Required work: Search the data for the string "religious" and gather each line it is in.

Rows:
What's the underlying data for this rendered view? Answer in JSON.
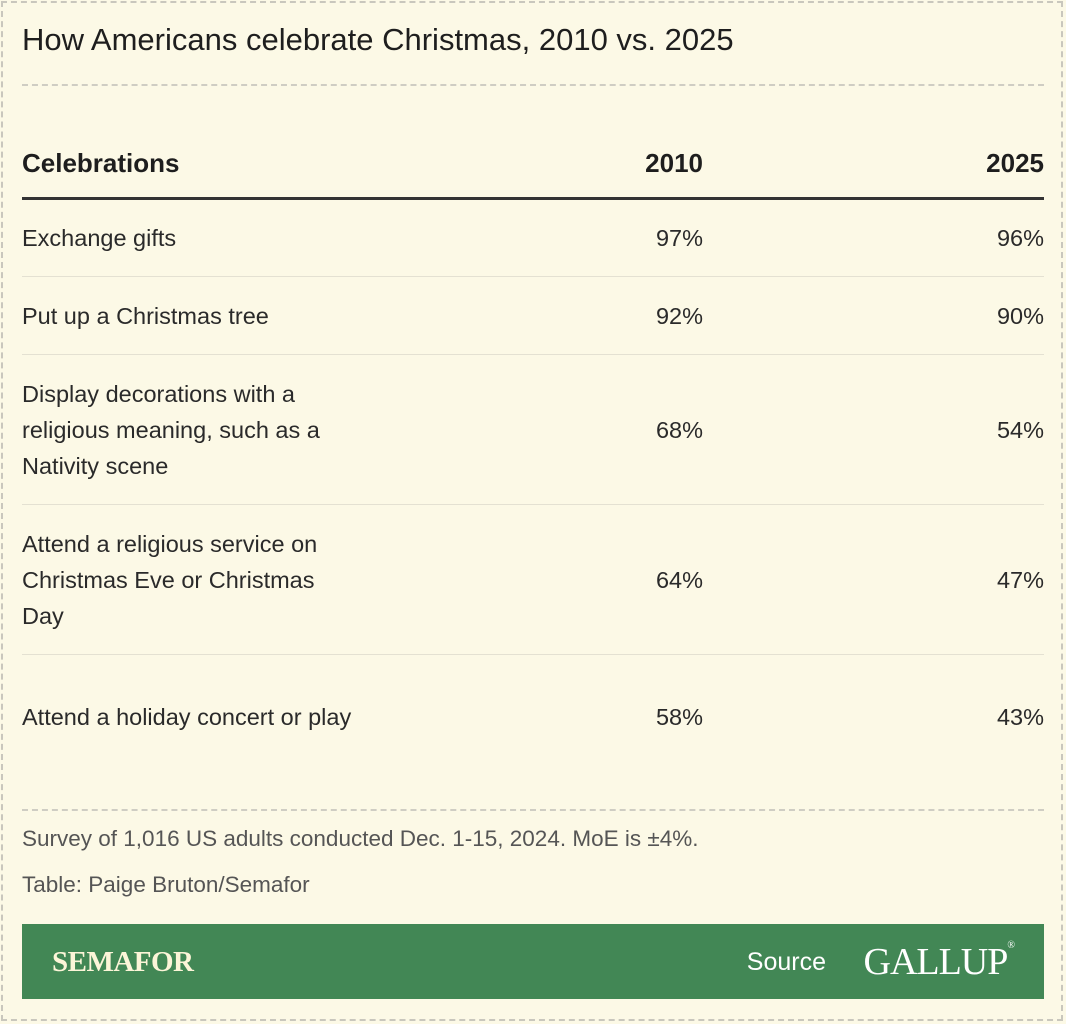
{
  "title": "How Americans celebrate Christmas, 2010 vs. 2025",
  "chart_data": {
    "type": "table",
    "columns": [
      "Celebrations",
      "2010",
      "2025"
    ],
    "rows": [
      {
        "label": "Exchange gifts",
        "v2010": "97%",
        "v2025": "96%"
      },
      {
        "label": "Put up a Christmas tree",
        "v2010": "92%",
        "v2025": "90%"
      },
      {
        "label": "Display decorations with a religious meaning, such as a Nativity scene",
        "v2010": "68%",
        "v2025": "54%"
      },
      {
        "label": "Attend a religious service on Christmas Eve or Christmas Day",
        "v2010": "64%",
        "v2025": "47%"
      },
      {
        "label": "Attend a holiday concert or play",
        "v2010": "58%",
        "v2025": "43%"
      }
    ]
  },
  "footer": {
    "note": "Survey of 1,016 US adults conducted Dec. 1-15, 2024. MoE is ±4%.",
    "credit": "Table: Paige Bruton/Semafor"
  },
  "brand_bar": {
    "logo": "SEMAFOR",
    "source_label": "Source",
    "source_logo": "GALLUP",
    "color": "#428755"
  }
}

Task response:
        "label": "Display decorations with a religious meaning, such as a Nativity scene",
        "label": "Attend a religious service on Christmas Eve or Christmas Day",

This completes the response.